WHAT YOU NEED TO DO
Below are the records; pull every line that includes "Alvesta".
-------- DATASET ROWS --------
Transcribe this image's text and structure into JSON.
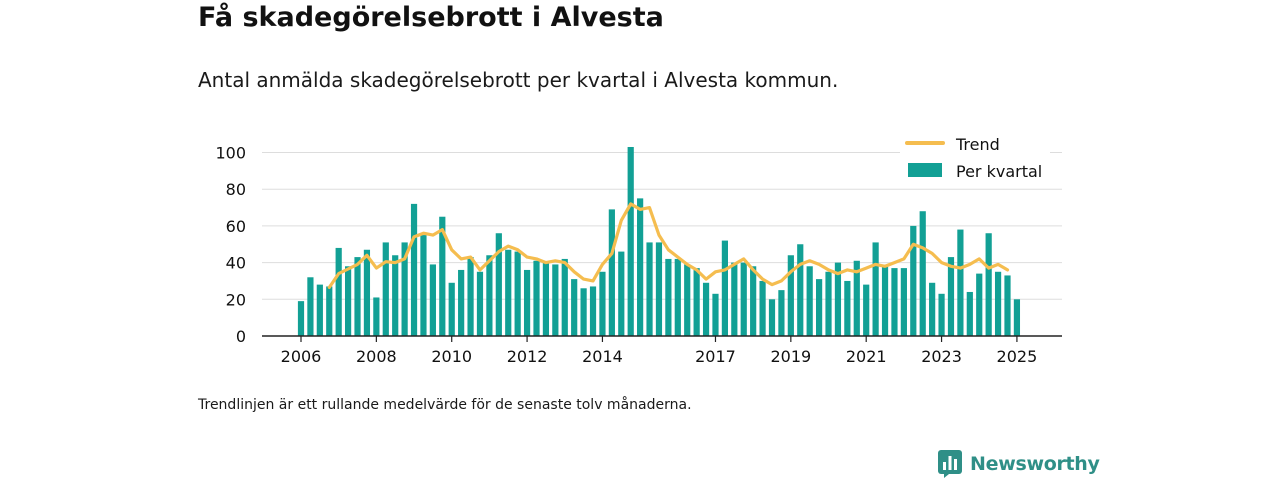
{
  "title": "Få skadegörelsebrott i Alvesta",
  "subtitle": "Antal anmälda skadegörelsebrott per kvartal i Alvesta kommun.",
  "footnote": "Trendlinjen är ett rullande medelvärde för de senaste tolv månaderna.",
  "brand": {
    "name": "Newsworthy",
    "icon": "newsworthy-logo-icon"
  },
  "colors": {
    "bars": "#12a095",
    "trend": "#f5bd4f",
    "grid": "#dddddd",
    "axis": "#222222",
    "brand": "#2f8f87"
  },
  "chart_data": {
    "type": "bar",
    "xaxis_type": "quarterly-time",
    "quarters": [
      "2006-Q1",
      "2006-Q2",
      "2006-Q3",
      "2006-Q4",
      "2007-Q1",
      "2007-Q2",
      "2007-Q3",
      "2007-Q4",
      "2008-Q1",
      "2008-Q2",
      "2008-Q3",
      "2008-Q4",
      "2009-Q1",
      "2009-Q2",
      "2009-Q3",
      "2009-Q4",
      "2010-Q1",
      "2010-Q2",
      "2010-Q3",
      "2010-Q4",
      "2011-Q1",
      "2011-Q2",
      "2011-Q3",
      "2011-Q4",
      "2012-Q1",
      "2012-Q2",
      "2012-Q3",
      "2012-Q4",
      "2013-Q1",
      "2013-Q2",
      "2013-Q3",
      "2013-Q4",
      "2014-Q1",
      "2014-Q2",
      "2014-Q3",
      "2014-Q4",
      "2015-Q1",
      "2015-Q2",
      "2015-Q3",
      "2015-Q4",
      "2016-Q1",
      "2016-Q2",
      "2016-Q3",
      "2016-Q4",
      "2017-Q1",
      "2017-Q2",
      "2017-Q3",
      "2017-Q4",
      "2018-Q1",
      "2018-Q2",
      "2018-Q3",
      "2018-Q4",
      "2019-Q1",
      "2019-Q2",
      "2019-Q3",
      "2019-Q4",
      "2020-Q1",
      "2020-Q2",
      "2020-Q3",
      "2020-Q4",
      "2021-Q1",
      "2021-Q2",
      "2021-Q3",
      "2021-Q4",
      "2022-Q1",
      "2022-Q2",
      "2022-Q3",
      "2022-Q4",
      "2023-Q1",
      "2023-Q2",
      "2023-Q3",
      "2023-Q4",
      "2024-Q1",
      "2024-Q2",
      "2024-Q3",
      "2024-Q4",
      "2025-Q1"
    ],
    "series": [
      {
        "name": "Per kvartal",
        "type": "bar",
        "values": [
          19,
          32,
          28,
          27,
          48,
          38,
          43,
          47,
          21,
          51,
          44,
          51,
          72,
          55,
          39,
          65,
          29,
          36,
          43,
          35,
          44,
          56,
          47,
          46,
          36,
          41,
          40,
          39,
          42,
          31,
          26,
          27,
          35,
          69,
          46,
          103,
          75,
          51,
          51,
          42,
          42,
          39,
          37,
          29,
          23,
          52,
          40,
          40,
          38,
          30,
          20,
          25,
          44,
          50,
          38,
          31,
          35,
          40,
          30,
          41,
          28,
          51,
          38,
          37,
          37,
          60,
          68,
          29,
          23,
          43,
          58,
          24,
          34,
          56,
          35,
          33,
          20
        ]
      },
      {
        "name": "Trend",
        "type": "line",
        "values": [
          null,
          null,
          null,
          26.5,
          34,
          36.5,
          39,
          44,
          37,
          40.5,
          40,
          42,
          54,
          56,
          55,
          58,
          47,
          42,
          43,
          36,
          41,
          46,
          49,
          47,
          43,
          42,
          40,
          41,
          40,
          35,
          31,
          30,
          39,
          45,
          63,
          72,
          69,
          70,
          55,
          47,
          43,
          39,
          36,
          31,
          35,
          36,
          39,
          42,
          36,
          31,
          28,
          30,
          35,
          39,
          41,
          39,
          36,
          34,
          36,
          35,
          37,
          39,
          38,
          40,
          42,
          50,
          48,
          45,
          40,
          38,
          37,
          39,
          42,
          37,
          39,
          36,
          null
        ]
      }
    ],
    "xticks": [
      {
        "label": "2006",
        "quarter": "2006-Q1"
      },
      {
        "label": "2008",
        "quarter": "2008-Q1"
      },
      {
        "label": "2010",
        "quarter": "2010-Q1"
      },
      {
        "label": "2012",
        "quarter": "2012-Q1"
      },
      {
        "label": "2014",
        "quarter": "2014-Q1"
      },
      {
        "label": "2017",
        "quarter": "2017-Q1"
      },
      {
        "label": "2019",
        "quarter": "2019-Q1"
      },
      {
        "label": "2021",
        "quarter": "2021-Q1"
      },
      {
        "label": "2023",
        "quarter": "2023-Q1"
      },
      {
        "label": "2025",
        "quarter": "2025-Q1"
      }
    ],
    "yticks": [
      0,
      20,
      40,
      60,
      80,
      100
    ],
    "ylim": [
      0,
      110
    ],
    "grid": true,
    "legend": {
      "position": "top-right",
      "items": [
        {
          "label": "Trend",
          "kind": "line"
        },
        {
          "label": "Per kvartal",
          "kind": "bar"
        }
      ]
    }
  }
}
--------
-------- DATASET ROWS --------
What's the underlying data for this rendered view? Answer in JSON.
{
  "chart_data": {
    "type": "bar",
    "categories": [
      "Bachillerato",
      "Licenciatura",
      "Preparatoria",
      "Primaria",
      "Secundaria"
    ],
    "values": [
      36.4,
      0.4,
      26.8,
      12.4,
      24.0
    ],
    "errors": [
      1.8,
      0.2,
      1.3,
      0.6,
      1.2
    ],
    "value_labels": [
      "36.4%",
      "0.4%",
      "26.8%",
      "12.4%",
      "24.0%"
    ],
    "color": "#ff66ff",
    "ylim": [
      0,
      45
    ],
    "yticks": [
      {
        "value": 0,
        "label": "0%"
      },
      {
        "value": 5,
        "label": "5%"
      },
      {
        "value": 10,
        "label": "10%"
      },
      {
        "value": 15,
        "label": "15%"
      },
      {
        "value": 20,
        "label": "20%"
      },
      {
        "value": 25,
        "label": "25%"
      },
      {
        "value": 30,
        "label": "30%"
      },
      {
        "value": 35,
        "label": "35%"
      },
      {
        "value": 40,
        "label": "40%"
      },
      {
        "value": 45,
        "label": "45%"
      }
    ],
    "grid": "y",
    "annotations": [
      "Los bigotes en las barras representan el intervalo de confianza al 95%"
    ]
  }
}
--------
-------- DATASET ROWS --------
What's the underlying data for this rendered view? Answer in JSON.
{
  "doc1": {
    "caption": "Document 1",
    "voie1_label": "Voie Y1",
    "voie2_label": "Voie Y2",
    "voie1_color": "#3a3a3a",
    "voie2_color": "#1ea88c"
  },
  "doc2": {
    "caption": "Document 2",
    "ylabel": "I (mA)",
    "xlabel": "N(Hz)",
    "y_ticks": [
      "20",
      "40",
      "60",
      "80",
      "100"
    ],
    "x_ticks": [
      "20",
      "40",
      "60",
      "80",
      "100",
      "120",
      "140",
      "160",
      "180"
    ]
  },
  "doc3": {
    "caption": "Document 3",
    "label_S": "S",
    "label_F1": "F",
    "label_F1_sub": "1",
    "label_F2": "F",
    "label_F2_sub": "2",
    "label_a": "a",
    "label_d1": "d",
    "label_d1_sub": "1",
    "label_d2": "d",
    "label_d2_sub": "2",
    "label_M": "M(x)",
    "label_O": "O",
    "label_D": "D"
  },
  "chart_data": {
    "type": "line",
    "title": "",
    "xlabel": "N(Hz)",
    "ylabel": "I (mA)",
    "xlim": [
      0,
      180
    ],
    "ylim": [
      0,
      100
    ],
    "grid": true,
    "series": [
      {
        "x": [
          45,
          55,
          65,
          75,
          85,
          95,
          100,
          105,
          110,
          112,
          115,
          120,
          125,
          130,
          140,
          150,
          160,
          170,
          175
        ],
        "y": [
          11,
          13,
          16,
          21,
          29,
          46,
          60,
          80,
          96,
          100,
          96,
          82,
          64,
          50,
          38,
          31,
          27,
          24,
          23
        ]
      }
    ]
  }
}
--------
RESPONSE BELOW
  "title": "Få skadegörelsebrott i Alvesta",
  "subtitle": "Antal anmälda skadegörelsebrott per kvartal i Alvesta kommun.",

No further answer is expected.